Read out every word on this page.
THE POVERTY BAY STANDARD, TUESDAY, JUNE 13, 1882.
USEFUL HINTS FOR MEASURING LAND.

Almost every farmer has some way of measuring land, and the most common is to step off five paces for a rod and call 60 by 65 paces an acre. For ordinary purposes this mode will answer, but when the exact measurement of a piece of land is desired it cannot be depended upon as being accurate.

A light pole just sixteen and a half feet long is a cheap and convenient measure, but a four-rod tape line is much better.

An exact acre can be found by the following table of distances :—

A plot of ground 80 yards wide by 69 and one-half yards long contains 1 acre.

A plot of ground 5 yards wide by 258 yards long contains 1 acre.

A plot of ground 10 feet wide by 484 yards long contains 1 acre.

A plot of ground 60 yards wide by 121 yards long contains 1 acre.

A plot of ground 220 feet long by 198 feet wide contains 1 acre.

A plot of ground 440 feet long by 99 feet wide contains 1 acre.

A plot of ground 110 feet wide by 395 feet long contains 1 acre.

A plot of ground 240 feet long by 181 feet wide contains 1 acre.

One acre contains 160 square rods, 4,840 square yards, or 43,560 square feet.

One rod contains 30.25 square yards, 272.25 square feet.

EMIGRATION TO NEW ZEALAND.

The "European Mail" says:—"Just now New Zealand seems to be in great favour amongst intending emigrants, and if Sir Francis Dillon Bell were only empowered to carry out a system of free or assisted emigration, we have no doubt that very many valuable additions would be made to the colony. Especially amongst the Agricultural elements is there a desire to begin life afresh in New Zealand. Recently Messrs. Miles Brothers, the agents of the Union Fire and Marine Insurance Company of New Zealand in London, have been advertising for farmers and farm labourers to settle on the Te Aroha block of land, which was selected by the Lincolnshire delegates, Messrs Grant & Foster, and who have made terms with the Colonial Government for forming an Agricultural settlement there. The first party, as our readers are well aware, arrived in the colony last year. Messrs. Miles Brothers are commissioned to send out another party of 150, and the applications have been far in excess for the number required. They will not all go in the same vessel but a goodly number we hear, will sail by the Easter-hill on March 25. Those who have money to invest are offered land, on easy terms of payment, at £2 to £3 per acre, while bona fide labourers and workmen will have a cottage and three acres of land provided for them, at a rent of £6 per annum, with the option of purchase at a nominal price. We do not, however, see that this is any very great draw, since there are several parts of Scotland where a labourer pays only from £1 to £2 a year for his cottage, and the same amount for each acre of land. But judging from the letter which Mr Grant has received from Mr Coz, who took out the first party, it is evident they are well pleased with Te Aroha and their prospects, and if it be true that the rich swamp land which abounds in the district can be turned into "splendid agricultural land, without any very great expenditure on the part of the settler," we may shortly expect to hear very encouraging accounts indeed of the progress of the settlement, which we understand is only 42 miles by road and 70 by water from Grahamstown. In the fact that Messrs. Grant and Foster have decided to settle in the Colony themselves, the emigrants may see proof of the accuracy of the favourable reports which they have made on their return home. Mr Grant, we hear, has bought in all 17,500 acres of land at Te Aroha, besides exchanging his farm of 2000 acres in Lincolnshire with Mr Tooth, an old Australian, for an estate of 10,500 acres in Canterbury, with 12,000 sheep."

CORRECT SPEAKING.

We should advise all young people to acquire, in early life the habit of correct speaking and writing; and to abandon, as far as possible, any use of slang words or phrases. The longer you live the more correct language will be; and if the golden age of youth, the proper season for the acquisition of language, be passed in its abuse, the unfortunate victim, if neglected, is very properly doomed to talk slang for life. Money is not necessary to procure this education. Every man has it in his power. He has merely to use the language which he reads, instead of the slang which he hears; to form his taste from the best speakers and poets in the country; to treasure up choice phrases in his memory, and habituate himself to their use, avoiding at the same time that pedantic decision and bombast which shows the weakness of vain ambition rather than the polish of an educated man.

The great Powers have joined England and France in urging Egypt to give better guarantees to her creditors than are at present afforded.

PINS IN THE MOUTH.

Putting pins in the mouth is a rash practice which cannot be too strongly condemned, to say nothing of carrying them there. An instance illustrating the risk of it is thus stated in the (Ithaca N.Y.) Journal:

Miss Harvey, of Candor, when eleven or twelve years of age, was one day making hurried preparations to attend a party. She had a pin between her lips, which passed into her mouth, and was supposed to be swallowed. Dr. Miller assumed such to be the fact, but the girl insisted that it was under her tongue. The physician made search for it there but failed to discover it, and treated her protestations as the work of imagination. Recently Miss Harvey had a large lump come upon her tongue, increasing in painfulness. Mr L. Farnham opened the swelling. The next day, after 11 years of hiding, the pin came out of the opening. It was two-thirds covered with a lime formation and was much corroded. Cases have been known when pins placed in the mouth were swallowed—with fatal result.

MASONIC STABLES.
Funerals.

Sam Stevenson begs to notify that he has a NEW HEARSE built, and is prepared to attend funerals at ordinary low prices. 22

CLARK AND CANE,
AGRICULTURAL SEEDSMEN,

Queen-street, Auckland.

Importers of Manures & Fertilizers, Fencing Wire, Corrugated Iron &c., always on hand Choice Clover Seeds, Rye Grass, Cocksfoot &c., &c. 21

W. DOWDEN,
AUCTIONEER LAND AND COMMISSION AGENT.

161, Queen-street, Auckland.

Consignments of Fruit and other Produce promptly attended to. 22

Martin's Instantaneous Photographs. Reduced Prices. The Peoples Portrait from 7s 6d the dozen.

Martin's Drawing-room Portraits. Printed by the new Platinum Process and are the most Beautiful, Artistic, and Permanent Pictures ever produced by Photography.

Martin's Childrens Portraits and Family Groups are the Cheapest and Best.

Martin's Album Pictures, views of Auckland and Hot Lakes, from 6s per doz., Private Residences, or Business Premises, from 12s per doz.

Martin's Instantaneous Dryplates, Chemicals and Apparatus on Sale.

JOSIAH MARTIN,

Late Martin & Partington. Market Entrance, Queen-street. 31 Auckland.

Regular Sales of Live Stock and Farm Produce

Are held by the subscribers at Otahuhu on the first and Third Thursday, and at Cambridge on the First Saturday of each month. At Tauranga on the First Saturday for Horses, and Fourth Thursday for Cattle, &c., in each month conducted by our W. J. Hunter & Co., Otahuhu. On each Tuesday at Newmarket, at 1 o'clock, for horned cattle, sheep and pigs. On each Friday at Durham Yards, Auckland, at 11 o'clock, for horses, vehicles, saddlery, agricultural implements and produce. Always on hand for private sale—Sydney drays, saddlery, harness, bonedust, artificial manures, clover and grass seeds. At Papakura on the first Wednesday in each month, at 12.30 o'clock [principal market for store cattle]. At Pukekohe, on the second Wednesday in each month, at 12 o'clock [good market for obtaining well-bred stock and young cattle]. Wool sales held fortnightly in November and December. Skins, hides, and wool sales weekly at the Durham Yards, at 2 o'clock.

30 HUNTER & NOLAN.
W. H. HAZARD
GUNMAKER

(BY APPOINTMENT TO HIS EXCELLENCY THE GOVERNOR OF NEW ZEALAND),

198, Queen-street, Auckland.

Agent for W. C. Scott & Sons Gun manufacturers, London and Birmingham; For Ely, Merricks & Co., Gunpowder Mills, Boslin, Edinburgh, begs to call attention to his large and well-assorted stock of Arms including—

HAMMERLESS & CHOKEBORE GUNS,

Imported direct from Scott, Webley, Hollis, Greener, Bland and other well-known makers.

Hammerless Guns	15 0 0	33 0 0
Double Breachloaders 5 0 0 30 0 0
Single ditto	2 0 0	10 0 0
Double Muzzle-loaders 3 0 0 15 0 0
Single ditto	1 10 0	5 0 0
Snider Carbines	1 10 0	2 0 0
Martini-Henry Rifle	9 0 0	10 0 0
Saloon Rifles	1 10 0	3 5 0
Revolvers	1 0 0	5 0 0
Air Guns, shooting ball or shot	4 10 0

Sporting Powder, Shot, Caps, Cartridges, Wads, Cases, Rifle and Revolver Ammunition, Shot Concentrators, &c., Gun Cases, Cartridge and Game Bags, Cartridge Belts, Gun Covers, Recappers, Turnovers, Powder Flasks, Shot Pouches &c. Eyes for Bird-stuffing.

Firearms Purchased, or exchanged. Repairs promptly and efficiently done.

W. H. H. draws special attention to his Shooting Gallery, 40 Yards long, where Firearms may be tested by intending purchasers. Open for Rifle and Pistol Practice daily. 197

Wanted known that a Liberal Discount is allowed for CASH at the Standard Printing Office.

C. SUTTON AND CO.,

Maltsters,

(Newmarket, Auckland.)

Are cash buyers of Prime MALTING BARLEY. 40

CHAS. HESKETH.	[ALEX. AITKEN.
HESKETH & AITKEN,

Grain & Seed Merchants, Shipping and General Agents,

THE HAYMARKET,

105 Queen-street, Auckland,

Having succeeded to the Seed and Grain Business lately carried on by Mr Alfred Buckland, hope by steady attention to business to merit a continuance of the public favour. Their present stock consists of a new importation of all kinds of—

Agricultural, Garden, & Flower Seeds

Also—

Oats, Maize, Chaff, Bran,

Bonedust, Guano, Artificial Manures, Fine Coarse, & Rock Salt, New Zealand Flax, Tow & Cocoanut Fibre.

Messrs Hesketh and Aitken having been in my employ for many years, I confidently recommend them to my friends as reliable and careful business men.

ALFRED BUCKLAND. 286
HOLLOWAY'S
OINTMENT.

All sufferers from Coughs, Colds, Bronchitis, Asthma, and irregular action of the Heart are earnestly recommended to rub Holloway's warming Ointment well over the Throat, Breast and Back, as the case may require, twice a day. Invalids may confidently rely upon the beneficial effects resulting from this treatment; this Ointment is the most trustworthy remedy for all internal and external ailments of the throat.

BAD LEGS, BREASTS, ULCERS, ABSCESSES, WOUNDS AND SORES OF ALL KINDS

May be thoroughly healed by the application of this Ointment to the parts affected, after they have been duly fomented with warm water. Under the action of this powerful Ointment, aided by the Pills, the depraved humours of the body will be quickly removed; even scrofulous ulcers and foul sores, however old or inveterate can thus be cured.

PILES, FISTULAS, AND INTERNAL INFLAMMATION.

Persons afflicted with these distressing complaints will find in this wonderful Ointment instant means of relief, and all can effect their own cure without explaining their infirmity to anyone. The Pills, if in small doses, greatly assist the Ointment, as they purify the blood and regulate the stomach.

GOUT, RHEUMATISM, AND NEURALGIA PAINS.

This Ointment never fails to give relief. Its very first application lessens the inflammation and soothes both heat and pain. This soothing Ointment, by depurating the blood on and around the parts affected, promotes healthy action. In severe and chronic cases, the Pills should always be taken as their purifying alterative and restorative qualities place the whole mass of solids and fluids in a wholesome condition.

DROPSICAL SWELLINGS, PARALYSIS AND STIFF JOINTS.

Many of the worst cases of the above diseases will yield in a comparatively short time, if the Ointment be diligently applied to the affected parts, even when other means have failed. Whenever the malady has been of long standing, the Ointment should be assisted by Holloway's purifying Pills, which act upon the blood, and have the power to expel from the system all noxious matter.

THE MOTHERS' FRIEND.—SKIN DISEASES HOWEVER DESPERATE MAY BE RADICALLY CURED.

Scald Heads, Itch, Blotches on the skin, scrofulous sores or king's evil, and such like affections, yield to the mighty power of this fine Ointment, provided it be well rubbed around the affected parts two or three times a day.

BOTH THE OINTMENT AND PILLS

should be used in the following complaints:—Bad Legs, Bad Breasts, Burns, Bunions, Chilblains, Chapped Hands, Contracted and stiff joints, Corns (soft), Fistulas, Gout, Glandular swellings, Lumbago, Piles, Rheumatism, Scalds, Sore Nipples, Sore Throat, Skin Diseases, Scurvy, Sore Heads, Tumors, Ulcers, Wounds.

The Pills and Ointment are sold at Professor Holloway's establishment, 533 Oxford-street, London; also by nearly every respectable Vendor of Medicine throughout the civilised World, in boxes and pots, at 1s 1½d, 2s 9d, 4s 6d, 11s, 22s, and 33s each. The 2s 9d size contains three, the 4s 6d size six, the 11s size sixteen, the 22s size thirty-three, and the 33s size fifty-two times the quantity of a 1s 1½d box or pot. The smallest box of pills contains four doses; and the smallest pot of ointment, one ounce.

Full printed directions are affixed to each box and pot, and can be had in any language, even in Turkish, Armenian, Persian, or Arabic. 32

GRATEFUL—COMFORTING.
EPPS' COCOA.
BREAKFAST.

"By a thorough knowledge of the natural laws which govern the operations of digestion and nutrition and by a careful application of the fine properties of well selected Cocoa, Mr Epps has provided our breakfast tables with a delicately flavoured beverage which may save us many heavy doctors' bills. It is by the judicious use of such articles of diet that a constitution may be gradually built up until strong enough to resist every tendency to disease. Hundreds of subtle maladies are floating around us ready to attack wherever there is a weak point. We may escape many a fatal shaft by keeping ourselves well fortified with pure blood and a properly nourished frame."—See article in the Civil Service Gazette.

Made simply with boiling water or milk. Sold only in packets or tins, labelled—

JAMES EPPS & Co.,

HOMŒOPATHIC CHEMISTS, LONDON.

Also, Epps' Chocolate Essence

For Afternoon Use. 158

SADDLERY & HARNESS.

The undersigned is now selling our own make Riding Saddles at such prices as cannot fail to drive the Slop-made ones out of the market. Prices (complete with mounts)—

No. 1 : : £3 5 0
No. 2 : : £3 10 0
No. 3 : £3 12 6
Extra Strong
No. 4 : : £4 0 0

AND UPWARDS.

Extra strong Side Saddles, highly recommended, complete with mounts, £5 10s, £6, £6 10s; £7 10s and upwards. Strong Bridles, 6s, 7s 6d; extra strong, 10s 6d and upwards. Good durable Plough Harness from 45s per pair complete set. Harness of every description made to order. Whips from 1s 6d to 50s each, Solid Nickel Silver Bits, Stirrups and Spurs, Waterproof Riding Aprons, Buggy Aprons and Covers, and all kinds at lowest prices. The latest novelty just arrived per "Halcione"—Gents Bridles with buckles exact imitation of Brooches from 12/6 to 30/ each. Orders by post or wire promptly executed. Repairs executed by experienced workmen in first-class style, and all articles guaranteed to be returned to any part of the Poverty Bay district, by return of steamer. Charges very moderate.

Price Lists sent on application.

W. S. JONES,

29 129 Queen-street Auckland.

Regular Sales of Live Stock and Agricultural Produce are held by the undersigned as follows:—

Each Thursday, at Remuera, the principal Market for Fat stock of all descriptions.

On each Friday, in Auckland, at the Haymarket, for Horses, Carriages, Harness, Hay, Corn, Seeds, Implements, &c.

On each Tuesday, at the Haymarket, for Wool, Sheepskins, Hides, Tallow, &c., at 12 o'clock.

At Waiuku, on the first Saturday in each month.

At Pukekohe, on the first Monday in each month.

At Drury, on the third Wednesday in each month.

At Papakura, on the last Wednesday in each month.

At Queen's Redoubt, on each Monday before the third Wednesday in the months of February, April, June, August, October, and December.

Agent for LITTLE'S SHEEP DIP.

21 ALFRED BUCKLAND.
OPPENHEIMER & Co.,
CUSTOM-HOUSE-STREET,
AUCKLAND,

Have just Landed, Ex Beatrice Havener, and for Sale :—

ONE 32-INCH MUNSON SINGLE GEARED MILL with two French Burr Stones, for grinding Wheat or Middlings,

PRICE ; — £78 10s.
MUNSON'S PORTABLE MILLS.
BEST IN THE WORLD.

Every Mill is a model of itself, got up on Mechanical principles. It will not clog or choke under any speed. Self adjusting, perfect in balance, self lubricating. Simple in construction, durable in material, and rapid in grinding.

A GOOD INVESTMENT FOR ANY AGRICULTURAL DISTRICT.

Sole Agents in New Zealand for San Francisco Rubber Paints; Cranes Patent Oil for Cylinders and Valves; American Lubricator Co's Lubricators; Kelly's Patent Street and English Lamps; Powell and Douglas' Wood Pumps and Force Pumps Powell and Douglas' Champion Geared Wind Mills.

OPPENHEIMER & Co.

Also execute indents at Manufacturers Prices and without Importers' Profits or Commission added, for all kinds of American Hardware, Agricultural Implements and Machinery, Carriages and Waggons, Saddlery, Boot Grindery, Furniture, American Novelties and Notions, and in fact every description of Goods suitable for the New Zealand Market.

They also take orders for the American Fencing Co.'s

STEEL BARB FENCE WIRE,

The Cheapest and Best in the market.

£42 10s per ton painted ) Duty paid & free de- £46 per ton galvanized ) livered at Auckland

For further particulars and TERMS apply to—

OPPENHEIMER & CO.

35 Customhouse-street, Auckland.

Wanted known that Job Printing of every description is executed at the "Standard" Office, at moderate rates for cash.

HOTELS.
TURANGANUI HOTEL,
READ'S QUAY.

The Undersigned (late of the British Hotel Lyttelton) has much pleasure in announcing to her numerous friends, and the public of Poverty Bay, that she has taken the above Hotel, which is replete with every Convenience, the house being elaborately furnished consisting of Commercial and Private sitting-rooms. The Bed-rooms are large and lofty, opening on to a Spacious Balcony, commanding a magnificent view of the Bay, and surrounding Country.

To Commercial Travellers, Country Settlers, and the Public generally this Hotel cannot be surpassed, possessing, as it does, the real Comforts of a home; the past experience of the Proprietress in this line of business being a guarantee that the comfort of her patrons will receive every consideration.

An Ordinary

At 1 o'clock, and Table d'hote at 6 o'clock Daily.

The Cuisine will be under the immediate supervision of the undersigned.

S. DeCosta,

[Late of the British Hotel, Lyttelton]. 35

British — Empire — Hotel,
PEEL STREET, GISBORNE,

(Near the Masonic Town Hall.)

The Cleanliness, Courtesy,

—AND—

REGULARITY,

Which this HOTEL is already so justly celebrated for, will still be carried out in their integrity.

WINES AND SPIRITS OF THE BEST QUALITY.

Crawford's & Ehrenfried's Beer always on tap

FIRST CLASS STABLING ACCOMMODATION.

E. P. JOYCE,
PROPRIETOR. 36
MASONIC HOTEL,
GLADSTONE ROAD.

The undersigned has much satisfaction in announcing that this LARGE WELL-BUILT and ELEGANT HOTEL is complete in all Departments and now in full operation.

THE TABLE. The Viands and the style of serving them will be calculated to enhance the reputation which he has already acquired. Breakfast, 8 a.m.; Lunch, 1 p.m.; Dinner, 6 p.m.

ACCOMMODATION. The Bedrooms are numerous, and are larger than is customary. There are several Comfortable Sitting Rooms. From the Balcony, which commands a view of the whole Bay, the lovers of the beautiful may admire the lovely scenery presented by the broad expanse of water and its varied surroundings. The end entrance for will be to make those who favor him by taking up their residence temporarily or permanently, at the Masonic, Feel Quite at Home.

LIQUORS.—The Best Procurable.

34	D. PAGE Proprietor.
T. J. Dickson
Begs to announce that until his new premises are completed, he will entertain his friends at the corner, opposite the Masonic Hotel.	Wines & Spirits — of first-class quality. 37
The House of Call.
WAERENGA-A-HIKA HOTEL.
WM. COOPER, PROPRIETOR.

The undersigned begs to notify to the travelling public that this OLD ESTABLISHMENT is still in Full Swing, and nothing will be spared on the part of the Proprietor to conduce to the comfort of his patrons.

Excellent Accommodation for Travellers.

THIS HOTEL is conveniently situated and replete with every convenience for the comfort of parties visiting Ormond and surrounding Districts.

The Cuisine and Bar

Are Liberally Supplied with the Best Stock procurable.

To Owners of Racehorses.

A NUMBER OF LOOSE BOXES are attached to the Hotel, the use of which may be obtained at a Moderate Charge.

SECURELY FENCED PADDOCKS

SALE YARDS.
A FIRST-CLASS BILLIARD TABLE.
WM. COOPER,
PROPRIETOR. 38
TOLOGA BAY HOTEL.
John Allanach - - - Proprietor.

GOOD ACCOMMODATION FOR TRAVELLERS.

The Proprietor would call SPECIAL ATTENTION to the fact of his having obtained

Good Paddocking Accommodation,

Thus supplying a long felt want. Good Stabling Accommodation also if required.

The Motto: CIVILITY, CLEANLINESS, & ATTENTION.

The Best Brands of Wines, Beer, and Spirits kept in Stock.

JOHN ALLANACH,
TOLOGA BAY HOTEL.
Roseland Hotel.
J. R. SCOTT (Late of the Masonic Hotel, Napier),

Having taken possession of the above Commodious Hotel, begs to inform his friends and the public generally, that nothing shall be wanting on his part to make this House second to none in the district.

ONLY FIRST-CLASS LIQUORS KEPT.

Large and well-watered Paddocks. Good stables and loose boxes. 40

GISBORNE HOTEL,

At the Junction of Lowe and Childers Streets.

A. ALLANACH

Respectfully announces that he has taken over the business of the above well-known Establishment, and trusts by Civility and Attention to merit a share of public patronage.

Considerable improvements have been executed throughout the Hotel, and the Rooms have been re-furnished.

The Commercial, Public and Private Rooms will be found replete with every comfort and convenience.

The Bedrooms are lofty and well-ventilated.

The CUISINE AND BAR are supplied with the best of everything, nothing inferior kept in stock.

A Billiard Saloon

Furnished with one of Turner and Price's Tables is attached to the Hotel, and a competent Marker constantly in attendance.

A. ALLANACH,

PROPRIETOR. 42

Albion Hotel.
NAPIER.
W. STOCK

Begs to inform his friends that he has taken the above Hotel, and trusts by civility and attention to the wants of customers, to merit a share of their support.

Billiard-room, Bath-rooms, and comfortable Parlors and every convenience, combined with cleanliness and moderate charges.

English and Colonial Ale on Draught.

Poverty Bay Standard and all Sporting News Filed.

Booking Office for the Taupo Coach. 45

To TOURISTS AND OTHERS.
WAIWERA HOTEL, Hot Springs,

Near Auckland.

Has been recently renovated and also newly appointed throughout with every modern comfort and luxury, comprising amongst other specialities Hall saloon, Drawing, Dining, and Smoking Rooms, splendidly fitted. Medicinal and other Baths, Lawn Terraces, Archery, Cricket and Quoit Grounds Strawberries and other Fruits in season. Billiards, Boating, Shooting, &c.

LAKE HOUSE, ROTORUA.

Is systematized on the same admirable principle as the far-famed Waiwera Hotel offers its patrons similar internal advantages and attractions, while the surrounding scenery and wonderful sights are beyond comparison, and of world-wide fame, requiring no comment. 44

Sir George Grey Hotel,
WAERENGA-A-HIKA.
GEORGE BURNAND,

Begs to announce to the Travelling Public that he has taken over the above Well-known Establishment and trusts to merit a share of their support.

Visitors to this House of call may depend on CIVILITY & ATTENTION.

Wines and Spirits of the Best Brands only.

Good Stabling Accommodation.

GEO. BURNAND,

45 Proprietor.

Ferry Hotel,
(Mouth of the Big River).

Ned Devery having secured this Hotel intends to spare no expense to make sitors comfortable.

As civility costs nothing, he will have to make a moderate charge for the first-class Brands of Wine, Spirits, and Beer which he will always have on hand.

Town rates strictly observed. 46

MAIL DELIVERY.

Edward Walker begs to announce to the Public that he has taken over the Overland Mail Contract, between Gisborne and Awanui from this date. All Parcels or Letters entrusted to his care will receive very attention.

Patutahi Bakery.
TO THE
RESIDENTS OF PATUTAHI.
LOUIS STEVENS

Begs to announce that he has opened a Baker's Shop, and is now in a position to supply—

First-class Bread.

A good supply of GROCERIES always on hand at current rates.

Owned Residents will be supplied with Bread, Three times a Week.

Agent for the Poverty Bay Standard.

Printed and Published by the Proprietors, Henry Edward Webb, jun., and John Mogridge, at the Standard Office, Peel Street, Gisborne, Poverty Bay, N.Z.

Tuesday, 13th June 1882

------------------------

Whenever the word "Throat" shows up in a line of the entries, list that line.

All sufferers from Coughs, Colds, Bronchitis, Asthma, and irregular action of the Heart are earnestly recommended to rub Holloway's warming Ointment well over the Throat, Breast and Back, as the case may require, twice a day. Invalids may confidently rely upon the beneficial effects resulting from this treatment; this Ointment is the most trustworthy remedy for all internal and external ailments of the throat.
should be used in the following complaints:—Bad Legs, Bad Breasts, Burns, Bunions, Chilblains, Chapped Hands, Contracted and stiff joints, Corns (soft), Fistulas, Gout, Glandular swellings, Lumbago, Piles, Rheumatism, Scalds, Sore Nipples, Sore Throat, Skin Diseases, Scurvy, Sore Heads, Tumors, Ulcers, Wounds.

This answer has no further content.